--- Begin ---

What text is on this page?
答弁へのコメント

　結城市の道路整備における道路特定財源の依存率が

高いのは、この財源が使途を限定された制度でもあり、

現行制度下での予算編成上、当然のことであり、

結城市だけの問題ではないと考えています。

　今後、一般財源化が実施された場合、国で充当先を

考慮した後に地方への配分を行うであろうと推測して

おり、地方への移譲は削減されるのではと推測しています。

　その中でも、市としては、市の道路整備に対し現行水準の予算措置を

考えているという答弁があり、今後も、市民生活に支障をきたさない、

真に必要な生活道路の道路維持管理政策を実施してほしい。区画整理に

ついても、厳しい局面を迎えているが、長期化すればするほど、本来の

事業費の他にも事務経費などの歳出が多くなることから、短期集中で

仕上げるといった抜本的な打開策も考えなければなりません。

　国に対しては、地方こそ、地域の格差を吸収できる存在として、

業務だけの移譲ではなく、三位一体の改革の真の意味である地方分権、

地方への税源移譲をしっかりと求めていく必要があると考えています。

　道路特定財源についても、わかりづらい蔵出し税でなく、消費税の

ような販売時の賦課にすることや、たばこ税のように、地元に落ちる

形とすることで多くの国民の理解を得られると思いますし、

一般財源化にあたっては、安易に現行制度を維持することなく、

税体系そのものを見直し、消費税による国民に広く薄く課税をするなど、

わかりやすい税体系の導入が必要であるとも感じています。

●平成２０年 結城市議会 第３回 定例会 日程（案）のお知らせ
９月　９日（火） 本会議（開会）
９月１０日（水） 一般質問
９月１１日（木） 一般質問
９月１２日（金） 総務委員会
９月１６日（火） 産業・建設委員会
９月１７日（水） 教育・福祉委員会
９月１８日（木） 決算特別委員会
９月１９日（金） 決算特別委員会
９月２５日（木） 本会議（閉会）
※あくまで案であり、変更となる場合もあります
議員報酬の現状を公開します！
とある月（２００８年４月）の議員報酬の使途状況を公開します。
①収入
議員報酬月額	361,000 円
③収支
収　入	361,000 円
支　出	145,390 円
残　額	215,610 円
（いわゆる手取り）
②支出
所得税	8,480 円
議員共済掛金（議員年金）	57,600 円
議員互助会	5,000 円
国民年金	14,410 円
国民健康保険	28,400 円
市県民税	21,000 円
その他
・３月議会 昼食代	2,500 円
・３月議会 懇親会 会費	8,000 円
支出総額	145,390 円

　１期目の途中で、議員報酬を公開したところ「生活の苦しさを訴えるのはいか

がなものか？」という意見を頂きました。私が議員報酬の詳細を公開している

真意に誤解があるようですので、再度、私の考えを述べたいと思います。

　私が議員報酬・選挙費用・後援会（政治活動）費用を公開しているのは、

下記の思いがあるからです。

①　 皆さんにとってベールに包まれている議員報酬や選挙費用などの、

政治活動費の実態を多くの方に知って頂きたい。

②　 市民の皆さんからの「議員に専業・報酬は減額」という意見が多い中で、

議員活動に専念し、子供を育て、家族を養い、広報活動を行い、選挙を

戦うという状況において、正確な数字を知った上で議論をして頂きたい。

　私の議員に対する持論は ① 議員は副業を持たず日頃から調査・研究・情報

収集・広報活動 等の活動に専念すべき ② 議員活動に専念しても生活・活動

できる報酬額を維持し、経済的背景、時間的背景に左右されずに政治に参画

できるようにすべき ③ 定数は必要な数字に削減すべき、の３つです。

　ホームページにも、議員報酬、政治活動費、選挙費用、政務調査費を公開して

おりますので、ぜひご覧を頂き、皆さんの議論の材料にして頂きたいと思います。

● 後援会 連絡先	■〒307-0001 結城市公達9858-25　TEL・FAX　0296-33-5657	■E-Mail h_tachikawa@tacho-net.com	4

--- End ---

▶ PROBLEM TO SOLVE:
Reproduce the records in full, exactly as written.

▶ EXPECTED ANSWER:
What text is on this page?
答弁へのコメント

　結城市の道路整備における道路特定財源の依存率が

高いのは、この財源が使途を限定された制度でもあり、

現行制度下での予算編成上、当然のことであり、

結城市だけの問題ではないと考えています。

　今後、一般財源化が実施された場合、国で充当先を

考慮した後に地方への配分を行うであろうと推測して

おり、地方への移譲は削減されるのではと推測しています。

　その中でも、市としては、市の道路整備に対し現行水準の予算措置を

考えているという答弁があり、今後も、市民生活に支障をきたさない、

真に必要な生活道路の道路維持管理政策を実施してほしい。区画整理に

ついても、厳しい局面を迎えているが、長期化すればするほど、本来の

事業費の他にも事務経費などの歳出が多くなることから、短期集中で

仕上げるといった抜本的な打開策も考えなければなりません。

　国に対しては、地方こそ、地域の格差を吸収できる存在として、

業務だけの移譲ではなく、三位一体の改革の真の意味である地方分権、

地方への税源移譲をしっかりと求めていく必要があると考えています。

　道路特定財源についても、わかりづらい蔵出し税でなく、消費税の

ような販売時の賦課にすることや、たばこ税のように、地元に落ちる

形とすることで多くの国民の理解を得られると思いますし、

一般財源化にあたっては、安易に現行制度を維持することなく、

税体系そのものを見直し、消費税による国民に広く薄く課税をするなど、

わかりやすい税体系の導入が必要であるとも感じています。

●平成２０年 結城市議会 第３回 定例会 日程（案）のお知らせ
９月　９日（火） 本会議（開会）
９月１０日（水） 一般質問
９月１１日（木） 一般質問
９月１２日（金） 総務委員会
９月１６日（火） 産業・建設委員会
９月１７日（水） 教育・福祉委員会
９月１８日（木） 決算特別委員会
９月１９日（金） 決算特別委員会
９月２５日（木） 本会議（閉会）
※あくまで案であり、変更となる場合もあります
議員報酬の現状を公開します！
とある月（２００８年４月）の議員報酬の使途状況を公開します。
①収入
議員報酬月額	361,000 円
③収支
収　入	361,000 円
支　出	145,390 円
残　額	215,610 円
（いわゆる手取り）
②支出
所得税	8,480 円
議員共済掛金（議員年金）	57,600 円
議員互助会	5,000 円
国民年金	14,410 円
国民健康保険	28,400 円
市県民税	21,000 円
その他
・３月議会 昼食代	2,500 円
・３月議会 懇親会 会費	8,000 円
支出総額	145,390 円

　１期目の途中で、議員報酬を公開したところ「生活の苦しさを訴えるのはいか

がなものか？」という意見を頂きました。私が議員報酬の詳細を公開している

真意に誤解があるようですので、再度、私の考えを述べたいと思います。

　私が議員報酬・選挙費用・後援会（政治活動）費用を公開しているのは、

下記の思いがあるからです。

①　 皆さんにとってベールに包まれている議員報酬や選挙費用などの、

政治活動費の実態を多くの方に知って頂きたい。

②　 市民の皆さんからの「議員に専業・報酬は減額」という意見が多い中で、

議員活動に専念し、子供を育て、家族を養い、広報活動を行い、選挙を

戦うという状況において、正確な数字を知った上で議論をして頂きたい。

　私の議員に対する持論は ① 議員は副業を持たず日頃から調査・研究・情報

収集・広報活動 等の活動に専念すべき ② 議員活動に専念しても生活・活動

できる報酬額を維持し、経済的背景、時間的背景に左右されずに政治に参画

できるようにすべき ③ 定数は必要な数字に削減すべき、の３つです。

　ホームページにも、議員報酬、政治活動費、選挙費用、政務調査費を公開して

おりますので、ぜひご覧を頂き、皆さんの議論の材料にして頂きたいと思います。

● 後援会 連絡先	■〒307-0001 結城市公達9858-25　TEL・FAX　0296-33-5657	■E-Mail h_tachikawa@tacho-net.com	4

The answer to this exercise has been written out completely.